NumPy stands for numerical python and is a python library used for working with arrays. It has functions for working in the domains of linear algebra, fourier transform and matrices. It was created in 2005 by Travis Oliphant and is an open source project that can be used freely.
Why Use NumPy
Python has lists that serve the purpose of arrays but they are slow too process. NumPy aims to provide an array object that is up to 50x faster than traditional python lists. the array object in NumPy is called ndarray. It provides a lot of supporting functions that make working with ndarray very easy.
NumPy arrays are stored at one continuous place in memory unlike lists, so processes can access and manipulate them very efficiently. this behaviour is called locality of reference in computer science. It is also optimized to work with the latest CPU architecture. This is why NumPy is faster than lists. NumPy is written partially in python but most of the parts that require fast computation are written in C or C++.
The source code for NumPy can be found on NumPy's official GitHub Page.
INSTALLATION
If you have python and pip already installed then installation of NumPy is very easy. Use the following command:
pip install numpy
If this command fails, use a python distribution that already has NumPy installed like Anaconda, Spyder etc. Once it is installed, you can import it for use in your applications using the import keyword. It is usually imported under the np alias. You can create an alias with the as keyword while importing. Consider the example below:
import numpy as np
array1 = np.array([1, 2, 3, 4, 5]
print(array1)

What you need to do:
Please rewrite the part of the NumPy overview that opens with the words "Why Use NumPy" and closes with "ndarray very easy.", swapping "ndarray" for "N-dimensional array" each time it occurs.

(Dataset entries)
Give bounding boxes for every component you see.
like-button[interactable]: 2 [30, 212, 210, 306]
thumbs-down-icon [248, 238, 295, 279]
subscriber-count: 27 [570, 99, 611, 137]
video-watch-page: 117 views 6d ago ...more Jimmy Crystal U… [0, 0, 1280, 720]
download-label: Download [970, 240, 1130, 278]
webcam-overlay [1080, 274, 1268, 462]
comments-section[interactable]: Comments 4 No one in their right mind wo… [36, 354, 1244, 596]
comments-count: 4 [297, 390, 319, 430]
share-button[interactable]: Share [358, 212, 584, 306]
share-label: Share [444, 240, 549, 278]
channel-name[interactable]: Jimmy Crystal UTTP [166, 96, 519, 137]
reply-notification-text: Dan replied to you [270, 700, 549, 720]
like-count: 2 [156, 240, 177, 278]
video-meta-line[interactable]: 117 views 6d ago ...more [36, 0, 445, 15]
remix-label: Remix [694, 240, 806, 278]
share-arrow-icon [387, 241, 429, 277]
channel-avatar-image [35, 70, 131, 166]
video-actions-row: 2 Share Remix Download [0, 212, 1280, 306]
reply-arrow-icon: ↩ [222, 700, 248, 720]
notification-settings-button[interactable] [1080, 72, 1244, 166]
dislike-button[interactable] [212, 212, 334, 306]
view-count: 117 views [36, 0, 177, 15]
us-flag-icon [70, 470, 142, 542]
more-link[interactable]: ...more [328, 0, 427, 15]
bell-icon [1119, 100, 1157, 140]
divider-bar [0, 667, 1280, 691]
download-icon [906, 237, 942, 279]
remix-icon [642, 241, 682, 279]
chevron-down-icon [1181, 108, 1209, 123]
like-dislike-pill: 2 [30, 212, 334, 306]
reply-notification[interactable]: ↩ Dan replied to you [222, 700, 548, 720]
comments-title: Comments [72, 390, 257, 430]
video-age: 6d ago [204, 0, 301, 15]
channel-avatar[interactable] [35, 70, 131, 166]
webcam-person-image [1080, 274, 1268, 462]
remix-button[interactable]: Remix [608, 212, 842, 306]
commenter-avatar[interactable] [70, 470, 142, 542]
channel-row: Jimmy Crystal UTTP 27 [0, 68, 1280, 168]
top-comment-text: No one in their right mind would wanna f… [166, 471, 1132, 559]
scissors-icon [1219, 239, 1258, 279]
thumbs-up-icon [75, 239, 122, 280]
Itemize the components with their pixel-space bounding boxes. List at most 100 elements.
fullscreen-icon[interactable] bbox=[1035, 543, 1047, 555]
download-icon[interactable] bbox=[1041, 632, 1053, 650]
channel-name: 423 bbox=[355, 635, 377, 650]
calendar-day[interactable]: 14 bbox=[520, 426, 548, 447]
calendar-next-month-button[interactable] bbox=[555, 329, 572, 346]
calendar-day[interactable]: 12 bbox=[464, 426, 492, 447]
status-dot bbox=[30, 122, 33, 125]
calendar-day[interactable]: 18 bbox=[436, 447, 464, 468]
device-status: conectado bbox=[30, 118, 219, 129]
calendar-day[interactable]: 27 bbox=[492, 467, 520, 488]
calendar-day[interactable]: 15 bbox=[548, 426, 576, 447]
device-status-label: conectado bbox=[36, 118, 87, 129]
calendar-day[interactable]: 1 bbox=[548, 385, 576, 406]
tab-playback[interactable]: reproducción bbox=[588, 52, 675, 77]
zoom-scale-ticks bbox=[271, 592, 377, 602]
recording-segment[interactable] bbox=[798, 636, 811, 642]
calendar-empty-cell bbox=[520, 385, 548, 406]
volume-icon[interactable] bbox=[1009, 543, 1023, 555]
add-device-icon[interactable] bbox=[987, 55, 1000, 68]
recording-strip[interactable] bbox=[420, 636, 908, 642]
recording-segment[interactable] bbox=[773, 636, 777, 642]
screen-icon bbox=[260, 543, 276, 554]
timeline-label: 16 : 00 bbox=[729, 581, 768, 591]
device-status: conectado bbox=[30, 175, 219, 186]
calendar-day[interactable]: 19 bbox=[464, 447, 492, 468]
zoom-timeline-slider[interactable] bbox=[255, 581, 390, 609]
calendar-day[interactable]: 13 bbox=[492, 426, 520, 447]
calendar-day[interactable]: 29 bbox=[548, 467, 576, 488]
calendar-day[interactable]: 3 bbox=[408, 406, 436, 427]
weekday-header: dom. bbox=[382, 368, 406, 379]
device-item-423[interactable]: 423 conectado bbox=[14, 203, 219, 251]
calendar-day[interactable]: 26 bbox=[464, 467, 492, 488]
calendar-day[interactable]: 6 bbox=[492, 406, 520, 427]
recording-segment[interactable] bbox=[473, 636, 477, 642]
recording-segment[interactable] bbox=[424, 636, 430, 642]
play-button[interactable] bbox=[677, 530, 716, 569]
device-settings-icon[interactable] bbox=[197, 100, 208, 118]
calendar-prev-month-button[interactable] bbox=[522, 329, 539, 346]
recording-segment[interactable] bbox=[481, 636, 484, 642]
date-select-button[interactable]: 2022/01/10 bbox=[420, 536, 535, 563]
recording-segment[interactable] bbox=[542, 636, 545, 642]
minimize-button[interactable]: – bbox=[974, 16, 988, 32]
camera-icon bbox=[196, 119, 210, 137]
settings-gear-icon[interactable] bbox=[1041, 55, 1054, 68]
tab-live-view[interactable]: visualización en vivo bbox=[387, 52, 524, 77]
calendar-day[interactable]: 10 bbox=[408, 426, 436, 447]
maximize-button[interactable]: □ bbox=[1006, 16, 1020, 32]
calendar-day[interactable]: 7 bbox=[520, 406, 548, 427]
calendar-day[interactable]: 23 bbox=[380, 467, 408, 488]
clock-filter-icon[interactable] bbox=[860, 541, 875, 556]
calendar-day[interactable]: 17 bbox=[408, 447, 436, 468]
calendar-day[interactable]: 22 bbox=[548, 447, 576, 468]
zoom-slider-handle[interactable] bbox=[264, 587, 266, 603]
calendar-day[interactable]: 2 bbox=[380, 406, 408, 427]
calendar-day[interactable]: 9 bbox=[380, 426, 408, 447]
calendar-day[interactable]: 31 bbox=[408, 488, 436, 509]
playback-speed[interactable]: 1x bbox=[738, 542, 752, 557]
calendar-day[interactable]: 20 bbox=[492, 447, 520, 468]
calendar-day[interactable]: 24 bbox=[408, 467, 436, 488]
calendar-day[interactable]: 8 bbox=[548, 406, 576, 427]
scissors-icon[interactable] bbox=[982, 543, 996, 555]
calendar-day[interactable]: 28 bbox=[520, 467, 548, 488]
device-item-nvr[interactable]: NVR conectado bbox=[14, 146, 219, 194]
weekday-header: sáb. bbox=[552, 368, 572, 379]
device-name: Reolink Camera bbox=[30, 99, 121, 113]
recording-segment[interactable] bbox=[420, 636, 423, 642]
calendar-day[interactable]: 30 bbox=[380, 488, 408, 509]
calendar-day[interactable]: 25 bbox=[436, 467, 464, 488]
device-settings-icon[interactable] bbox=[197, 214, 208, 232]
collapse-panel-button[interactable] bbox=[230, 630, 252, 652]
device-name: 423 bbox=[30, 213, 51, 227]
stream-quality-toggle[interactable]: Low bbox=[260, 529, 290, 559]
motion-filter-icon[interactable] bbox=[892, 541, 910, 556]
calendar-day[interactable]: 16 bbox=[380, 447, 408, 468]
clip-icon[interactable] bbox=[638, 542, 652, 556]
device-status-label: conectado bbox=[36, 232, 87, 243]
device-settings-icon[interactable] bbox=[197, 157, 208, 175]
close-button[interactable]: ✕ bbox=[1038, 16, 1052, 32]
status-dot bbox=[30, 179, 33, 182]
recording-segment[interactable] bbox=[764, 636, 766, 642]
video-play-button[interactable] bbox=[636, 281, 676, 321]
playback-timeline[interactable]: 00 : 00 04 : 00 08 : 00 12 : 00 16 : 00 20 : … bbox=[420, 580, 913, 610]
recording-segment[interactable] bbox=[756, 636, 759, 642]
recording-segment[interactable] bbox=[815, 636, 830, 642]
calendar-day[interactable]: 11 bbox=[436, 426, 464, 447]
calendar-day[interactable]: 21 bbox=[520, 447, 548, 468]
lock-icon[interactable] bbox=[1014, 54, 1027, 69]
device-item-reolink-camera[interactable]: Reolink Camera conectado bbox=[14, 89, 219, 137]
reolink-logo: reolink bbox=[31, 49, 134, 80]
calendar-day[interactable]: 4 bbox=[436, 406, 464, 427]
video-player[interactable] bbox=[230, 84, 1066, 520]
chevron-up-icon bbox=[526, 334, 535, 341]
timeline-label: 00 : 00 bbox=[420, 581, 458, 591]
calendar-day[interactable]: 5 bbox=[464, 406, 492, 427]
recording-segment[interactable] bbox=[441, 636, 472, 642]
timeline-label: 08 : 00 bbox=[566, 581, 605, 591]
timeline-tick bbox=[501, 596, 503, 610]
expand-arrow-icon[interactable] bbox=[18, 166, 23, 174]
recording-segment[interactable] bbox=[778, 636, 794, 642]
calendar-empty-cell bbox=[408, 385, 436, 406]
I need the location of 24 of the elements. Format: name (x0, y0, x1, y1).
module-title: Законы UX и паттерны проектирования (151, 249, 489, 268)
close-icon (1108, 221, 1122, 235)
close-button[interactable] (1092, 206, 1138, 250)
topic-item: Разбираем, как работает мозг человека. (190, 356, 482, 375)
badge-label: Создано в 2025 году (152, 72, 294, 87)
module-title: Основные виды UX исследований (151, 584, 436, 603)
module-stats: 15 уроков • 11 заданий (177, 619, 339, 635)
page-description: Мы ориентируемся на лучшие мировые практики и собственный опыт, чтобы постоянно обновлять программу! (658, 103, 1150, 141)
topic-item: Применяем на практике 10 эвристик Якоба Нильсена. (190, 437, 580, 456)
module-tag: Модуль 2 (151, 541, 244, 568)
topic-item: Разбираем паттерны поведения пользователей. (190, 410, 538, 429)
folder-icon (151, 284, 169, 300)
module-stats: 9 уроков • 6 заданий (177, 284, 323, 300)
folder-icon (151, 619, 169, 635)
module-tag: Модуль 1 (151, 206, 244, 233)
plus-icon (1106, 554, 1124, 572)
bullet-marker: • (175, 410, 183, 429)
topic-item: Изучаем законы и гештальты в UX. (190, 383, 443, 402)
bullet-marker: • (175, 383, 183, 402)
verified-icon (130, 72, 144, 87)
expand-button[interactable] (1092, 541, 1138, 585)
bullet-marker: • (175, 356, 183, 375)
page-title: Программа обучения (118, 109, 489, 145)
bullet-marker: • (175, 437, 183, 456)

Solution to this task:
Why Use NumPy
Python has lists that serve the purpose of arrays but they are slow too process. NumPy aims to provide an array object that is up to 50x faster than traditional python lists. the array object in NumPy is called N-dimensional array. It provides a lot of supporting functions that make working with N-dimensional array very easy.